- **WORK REQUIRED**:
Return each line that holds the word "style".
** Begin TASK INPUT **
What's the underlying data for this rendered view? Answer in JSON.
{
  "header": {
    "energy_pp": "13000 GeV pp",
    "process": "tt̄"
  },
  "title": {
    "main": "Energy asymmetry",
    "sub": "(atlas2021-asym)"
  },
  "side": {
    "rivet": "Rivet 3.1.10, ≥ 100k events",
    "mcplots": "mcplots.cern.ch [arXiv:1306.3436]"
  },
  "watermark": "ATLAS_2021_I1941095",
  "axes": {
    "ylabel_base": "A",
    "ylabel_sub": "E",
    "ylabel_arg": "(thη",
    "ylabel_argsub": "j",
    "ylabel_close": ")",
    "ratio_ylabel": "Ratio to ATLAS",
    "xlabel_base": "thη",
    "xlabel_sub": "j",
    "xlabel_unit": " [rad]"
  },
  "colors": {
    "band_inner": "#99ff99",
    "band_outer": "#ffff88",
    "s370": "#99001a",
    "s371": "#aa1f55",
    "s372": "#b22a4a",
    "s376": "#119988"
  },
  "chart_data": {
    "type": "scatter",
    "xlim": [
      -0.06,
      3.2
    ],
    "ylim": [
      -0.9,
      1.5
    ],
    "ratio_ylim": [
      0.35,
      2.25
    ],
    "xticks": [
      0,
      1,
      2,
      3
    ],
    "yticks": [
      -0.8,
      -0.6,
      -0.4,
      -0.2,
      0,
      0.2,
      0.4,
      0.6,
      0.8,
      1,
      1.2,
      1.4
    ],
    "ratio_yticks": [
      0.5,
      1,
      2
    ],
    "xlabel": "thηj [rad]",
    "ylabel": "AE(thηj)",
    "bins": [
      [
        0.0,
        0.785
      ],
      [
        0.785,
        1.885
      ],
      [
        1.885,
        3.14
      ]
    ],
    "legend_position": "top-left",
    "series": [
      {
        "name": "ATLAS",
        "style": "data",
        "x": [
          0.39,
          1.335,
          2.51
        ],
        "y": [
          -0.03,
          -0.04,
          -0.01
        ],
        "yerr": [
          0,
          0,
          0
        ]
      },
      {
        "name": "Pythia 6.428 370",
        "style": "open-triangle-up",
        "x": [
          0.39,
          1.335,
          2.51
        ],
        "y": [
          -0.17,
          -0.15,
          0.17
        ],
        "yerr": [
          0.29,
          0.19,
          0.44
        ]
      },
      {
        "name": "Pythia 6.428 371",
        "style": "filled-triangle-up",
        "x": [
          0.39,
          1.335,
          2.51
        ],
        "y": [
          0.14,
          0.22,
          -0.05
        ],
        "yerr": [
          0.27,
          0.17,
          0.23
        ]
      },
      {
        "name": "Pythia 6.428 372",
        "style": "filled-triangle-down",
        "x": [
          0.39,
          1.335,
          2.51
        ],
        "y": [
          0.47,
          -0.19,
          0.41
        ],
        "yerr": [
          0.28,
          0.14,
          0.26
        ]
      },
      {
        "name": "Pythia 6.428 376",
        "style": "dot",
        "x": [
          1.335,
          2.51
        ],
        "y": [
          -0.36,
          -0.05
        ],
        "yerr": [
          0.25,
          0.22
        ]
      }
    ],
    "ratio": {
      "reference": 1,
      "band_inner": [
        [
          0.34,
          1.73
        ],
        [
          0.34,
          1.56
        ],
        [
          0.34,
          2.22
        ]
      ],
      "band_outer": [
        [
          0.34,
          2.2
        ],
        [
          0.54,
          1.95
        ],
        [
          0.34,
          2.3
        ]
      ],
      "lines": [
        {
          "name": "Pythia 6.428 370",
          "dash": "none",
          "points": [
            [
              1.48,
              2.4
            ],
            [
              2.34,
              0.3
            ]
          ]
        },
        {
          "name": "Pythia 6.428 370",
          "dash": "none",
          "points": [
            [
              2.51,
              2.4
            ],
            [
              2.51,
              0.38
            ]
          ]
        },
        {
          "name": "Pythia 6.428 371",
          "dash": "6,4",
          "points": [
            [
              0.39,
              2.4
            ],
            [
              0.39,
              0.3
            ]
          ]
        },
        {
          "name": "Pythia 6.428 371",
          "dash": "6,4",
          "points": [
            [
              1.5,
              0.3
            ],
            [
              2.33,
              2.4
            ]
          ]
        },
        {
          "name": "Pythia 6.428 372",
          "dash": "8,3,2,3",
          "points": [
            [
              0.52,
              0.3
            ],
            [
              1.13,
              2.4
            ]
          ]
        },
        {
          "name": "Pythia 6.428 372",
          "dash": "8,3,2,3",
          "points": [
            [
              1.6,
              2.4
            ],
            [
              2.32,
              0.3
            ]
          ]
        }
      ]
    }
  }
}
** End TASK INPUT **
- **SOLUTION BELOW**:
        "style": "data",
        "style": "open-triangle-up",
        "style": "filled-triangle-up",
        "style": "filled-triangle-down",
        "style": "dot",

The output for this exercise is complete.